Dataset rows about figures
####
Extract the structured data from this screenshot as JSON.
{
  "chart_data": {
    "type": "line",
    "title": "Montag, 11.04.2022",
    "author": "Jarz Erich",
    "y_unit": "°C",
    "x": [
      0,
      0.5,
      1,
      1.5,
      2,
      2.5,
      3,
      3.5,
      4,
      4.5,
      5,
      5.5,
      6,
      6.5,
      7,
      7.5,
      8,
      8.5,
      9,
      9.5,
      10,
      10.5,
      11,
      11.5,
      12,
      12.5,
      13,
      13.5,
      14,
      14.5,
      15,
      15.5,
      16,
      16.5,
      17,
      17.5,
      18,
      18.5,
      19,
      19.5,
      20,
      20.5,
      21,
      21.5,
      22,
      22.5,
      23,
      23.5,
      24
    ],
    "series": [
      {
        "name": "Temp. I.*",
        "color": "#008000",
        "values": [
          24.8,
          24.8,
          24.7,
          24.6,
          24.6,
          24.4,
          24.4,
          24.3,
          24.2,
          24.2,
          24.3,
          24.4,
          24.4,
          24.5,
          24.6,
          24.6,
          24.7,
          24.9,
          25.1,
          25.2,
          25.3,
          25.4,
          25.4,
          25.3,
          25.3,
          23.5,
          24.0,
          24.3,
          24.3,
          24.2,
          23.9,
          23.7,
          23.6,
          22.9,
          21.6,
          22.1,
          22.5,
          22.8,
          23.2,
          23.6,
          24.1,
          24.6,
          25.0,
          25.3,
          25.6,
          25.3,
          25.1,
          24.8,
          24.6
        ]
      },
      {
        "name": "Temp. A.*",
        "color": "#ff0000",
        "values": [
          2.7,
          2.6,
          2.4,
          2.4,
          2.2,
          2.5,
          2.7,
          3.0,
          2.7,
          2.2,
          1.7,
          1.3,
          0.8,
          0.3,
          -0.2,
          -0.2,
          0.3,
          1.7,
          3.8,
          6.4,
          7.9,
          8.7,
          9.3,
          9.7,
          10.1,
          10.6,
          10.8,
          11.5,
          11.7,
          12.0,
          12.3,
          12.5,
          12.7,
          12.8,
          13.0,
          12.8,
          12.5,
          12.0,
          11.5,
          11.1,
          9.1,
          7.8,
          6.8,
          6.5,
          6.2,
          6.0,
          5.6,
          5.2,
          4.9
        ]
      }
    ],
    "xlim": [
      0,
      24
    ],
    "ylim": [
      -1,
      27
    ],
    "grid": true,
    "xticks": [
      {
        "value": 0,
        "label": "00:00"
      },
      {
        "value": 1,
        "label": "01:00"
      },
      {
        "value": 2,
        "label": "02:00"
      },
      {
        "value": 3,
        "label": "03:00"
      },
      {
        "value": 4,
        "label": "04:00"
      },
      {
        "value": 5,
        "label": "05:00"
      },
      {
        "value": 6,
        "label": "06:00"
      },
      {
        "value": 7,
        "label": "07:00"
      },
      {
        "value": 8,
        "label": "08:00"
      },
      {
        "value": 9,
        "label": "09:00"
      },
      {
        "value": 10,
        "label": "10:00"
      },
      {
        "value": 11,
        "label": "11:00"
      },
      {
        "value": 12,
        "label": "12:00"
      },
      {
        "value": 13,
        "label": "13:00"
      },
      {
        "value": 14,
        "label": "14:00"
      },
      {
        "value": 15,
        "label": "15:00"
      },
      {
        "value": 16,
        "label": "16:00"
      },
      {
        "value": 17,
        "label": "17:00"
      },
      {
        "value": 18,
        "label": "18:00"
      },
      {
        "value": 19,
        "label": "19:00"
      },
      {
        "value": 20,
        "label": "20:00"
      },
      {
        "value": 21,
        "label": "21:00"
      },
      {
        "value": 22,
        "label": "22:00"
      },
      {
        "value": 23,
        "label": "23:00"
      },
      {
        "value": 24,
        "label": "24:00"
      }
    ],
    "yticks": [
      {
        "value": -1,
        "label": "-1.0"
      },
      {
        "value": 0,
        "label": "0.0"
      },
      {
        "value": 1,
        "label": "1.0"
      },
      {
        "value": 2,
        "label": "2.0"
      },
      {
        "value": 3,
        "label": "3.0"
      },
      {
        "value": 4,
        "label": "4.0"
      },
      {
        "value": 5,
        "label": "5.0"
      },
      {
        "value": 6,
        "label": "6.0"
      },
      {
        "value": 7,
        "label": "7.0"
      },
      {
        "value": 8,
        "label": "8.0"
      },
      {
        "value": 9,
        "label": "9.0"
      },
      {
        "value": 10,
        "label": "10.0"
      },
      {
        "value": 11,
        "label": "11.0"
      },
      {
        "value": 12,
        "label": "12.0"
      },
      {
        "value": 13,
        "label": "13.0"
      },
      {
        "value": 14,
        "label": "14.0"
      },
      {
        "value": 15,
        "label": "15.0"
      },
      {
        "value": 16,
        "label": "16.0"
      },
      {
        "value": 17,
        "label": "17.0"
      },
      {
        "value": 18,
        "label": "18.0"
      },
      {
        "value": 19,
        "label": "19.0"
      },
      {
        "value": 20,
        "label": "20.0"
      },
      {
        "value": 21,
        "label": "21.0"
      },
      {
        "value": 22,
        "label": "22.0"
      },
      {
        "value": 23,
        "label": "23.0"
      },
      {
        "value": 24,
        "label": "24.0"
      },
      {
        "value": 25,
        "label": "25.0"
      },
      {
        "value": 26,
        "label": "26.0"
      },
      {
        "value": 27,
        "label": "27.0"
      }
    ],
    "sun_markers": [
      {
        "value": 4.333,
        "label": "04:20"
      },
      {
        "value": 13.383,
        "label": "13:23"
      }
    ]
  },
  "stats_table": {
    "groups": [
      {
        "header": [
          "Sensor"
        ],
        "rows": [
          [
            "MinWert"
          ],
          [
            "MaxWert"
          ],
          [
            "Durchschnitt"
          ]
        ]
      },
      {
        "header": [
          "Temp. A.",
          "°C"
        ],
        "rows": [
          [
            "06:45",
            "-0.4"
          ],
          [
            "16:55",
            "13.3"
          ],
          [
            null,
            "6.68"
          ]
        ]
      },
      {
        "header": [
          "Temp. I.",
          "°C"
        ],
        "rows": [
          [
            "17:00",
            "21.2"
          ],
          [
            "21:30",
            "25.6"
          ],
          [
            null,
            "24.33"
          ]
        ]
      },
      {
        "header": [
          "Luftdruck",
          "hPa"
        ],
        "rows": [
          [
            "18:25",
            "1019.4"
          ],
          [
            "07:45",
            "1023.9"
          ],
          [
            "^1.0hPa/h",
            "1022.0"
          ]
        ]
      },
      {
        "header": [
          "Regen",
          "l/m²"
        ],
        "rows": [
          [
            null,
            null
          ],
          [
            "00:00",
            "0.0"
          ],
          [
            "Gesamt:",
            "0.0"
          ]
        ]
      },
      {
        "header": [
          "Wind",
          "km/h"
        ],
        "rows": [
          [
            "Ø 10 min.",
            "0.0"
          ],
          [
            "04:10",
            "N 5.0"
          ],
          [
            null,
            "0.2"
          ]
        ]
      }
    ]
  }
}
####
Aim:
Reproduce all data above, unchanged.

Problem solution:
Extract the structured data from this screenshot as JSON.
{
  "chart_data": {
    "type": "line",
    "title": "Montag, 11.04.2022",
    "author": "Jarz Erich",
    "y_unit": "°C",
    "x": [
      0,
      0.5,
      1,
      1.5,
      2,
      2.5,
      3,
      3.5,
      4,
      4.5,
      5,
      5.5,
      6,
      6.5,
      7,
      7.5,
      8,
      8.5,
      9,
      9.5,
      10,
      10.5,
      11,
      11.5,
      12,
      12.5,
      13,
      13.5,
      14,
      14.5,
      15,
      15.5,
      16,
      16.5,
      17,
      17.5,
      18,
      18.5,
      19,
      19.5,
      20,
      20.5,
      21,
      21.5,
      22,
      22.5,
      23,
      23.5,
      24
    ],
    "series": [
      {
        "name": "Temp. I.*",
        "color": "#008000",
        "values": [
          24.8,
          24.8,
          24.7,
          24.6,
          24.6,
          24.4,
          24.4,
          24.3,
          24.2,
          24.2,
          24.3,
          24.4,
          24.4,
          24.5,
          24.6,
          24.6,
          24.7,
          24.9,
          25.1,
          25.2,
          25.3,
          25.4,
          25.4,
          25.3,
          25.3,
          23.5,
          24.0,
          24.3,
          24.3,
          24.2,
          23.9,
          23.7,
          23.6,
          22.9,
          21.6,
          22.1,
          22.5,
          22.8,
          23.2,
          23.6,
          24.1,
          24.6,
          25.0,
          25.3,
          25.6,
          25.3,
          25.1,
          24.8,
          24.6
        ]
      },
      {
        "name": "Temp. A.*",
        "color": "#ff0000",
        "values": [
          2.7,
          2.6,
          2.4,
          2.4,
          2.2,
          2.5,
          2.7,
          3.0,
          2.7,
          2.2,
          1.7,
          1.3,
          0.8,
          0.3,
          -0.2,
          -0.2,
          0.3,
          1.7,
          3.8,
          6.4,
          7.9,
          8.7,
          9.3,
          9.7,
          10.1,
          10.6,
          10.8,
          11.5,
          11.7,
          12.0,
          12.3,
          12.5,
          12.7,
          12.8,
          13.0,
          12.8,
          12.5,
          12.0,
          11.5,
          11.1,
          9.1,
          7.8,
          6.8,
          6.5,
          6.2,
          6.0,
          5.6,
          5.2,
          4.9
        ]
      }
    ],
    "xlim": [
      0,
      24
    ],
    "ylim": [
      -1,
      27
    ],
    "grid": true,
    "xticks": [
      {
        "value": 0,
        "label": "00:00"
      },
      {
        "value": 1,
        "label": "01:00"
      },
      {
        "value": 2,
        "label": "02:00"
      },
      {
        "value": 3,
        "label": "03:00"
      },
      {
        "value": 4,
        "label": "04:00"
      },
      {
        "value": 5,
        "label": "05:00"
      },
      {
        "value": 6,
        "label": "06:00"
      },
      {
        "value": 7,
        "label": "07:00"
      },
      {
        "value": 8,
        "label": "08:00"
      },
      {
        "value": 9,
        "label": "09:00"
      },
      {
        "value": 10,
        "label": "10:00"
      },
      {
        "value": 11,
        "label": "11:00"
      },
      {
        "value": 12,
        "label": "12:00"
      },
      {
        "value": 13,
        "label": "13:00"
      },
      {
        "value": 14,
        "label": "14:00"
      },
      {
        "value": 15,
        "label": "15:00"
      },
      {
        "value": 16,
        "label": "16:00"
      },
      {
        "value": 17,
        "label": "17:00"
      },
      {
        "value": 18,
        "label": "18:00"
      },
      {
        "value": 19,
        "label": "19:00"
      },
      {
        "value": 20,
        "label": "20:00"
      },
      {
        "value": 21,
        "label": "21:00"
      },
      {
        "value": 22,
        "label": "22:00"
      },
      {
        "value": 23,
        "label": "23:00"
      },
      {
        "value": 24,
        "label": "24:00"
      }
    ],
    "yticks": [
      {
        "value": -1,
        "label": "-1.0"
      },
      {
        "value": 0,
        "label": "0.0"
      },
      {
        "value": 1,
        "label": "1.0"
      },
      {
        "value": 2,
        "label": "2.0"
      },
      {
        "value": 3,
        "label": "3.0"
      },
      {
        "value": 4,
        "label": "4.0"
      },
      {
        "value": 5,
        "label": "5.0"
      },
      {
        "value": 6,
        "label": "6.0"
      },
      {
        "value": 7,
        "label": "7.0"
      },
      {
        "value": 8,
        "label": "8.0"
      },
      {
        "value": 9,
        "label": "9.0"
      },
      {
        "value": 10,
        "label": "10.0"
      },
      {
        "value": 11,
        "label": "11.0"
      },
      {
        "value": 12,
        "label": "12.0"
      },
      {
        "value": 13,
        "label": "13.0"
      },
      {
        "value": 14,
        "label": "14.0"
      },
      {
        "value": 15,
        "label": "15.0"
      },
      {
        "value": 16,
        "label": "16.0"
      },
      {
        "value": 17,
        "label": "17.0"
      },
      {
        "value": 18,
        "label": "18.0"
      },
      {
        "value": 19,
        "label": "19.0"
      },
      {
        "value": 20,
        "label": "20.0"
      },
      {
        "value": 21,
        "label": "21.0"
      },
      {
        "value": 22,
        "label": "22.0"
      },
      {
        "value": 23,
        "label": "23.0"
      },
      {
        "value": 24,
        "label": "24.0"
      },
      {
        "value": 25,
        "label": "25.0"
      },
      {
        "value": 26,
        "label": "26.0"
      },
      {
        "value": 27,
        "label": "27.0"
      }
    ],
    "sun_markers": [
      {
        "value": 4.333,
        "label": "04:20"
      },
      {
        "value": 13.383,
        "label": "13:23"
      }
    ]
  },
  "stats_table": {
    "groups": [
      {
        "header": [
          "Sensor"
        ],
        "rows": [
          [
            "MinWert"
          ],
          [
            "MaxWert"
          ],
          [
            "Durchschnitt"
          ]
        ]
      },
      {
        "header": [
          "Temp. A.",
          "°C"
        ],
        "rows": [
          [
            "06:45",
            "-0.4"
          ],
          [
            "16:55",
            "13.3"
          ],
          [
            null,
            "6.68"
          ]
        ]
      },
      {
        "header": [
          "Temp. I.",
          "°C"
        ],
        "rows": [
          [
            "17:00",
            "21.2"
          ],
          [
            "21:30",
            "25.6"
          ],
          [
            null,
            "24.33"
          ]
        ]
      },
      {
        "header": [
          "Luftdruck",
          "hPa"
        ],
        "rows": [
          [
            "18:25",
            "1019.4"
          ],
          [
            "07:45",
            "1023.9"
          ],
          [
            "^1.0hPa/h",
            "1022.0"
          ]
        ]
      },
      {
        "header": [
          "Regen",
          "l/m²"
        ],
        "rows": [
          [
            null,
            null
          ],
          [
            "00:00",
            "0.0"
          ],
          [
            "Gesamt:",
            "0.0"
          ]
        ]
      },
      {
        "header": [
          "Wind",
          "km/h"
        ],
        "rows": [
          [
            "Ø 10 min.",
            "0.0"
          ],
          [
            "04:10",
            "N 5.0"
          ],
          [
            null,
            "0.2"
          ]
        ]
      }
    ]
  }
}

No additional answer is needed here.